- **Exercise directions**:
Give every entry again, word for word and in full.

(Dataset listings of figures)
# # # #

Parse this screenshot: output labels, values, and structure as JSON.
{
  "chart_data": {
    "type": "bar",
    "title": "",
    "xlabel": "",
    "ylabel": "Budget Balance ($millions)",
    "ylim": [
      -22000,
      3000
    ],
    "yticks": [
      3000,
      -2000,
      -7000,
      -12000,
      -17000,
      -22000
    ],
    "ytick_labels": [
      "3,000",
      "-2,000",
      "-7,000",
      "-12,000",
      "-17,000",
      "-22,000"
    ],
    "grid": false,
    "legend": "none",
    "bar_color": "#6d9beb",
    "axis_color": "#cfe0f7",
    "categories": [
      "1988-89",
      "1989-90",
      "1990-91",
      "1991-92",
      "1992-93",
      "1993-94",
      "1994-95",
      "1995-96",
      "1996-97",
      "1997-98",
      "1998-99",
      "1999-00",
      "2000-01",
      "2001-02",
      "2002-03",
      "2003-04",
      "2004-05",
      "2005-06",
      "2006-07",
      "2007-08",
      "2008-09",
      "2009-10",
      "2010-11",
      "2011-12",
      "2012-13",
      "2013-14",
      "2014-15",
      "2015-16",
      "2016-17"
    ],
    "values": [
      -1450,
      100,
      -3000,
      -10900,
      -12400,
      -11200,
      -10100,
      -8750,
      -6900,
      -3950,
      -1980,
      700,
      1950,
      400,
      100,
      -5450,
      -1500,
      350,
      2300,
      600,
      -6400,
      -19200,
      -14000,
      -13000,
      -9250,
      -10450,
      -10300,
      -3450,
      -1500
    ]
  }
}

# # # #

- **Exercise answer**:
Parse this screenshot: output labels, values, and structure as JSON.
{
  "chart_data": {
    "type": "bar",
    "title": "",
    "xlabel": "",
    "ylabel": "Budget Balance ($millions)",
    "ylim": [
      -22000,
      3000
    ],
    "yticks": [
      3000,
      -2000,
      -7000,
      -12000,
      -17000,
      -22000
    ],
    "ytick_labels": [
      "3,000",
      "-2,000",
      "-7,000",
      "-12,000",
      "-17,000",
      "-22,000"
    ],
    "grid": false,
    "legend": "none",
    "bar_color": "#6d9beb",
    "axis_color": "#cfe0f7",
    "categories": [
      "1988-89",
      "1989-90",
      "1990-91",
      "1991-92",
      "1992-93",
      "1993-94",
      "1994-95",
      "1995-96",
      "1996-97",
      "1997-98",
      "1998-99",
      "1999-00",
      "2000-01",
      "2001-02",
      "2002-03",
      "2003-04",
      "2004-05",
      "2005-06",
      "2006-07",
      "2007-08",
      "2008-09",
      "2009-10",
      "2010-11",
      "2011-12",
      "2012-13",
      "2013-14",
      "2014-15",
      "2015-16",
      "2016-17"
    ],
    "values": [
      -1450,
      100,
      -3000,
      -10900,
      -12400,
      -11200,
      -10100,
      -8750,
      -6900,
      -3950,
      -1980,
      700,
      1950,
      400,
      100,
      -5450,
      -1500,
      350,
      2300,
      600,
      -6400,
      -19200,
      -14000,
      -13000,
      -9250,
      -10450,
      -10300,
      -3450,
      -1500
    ]
  }
}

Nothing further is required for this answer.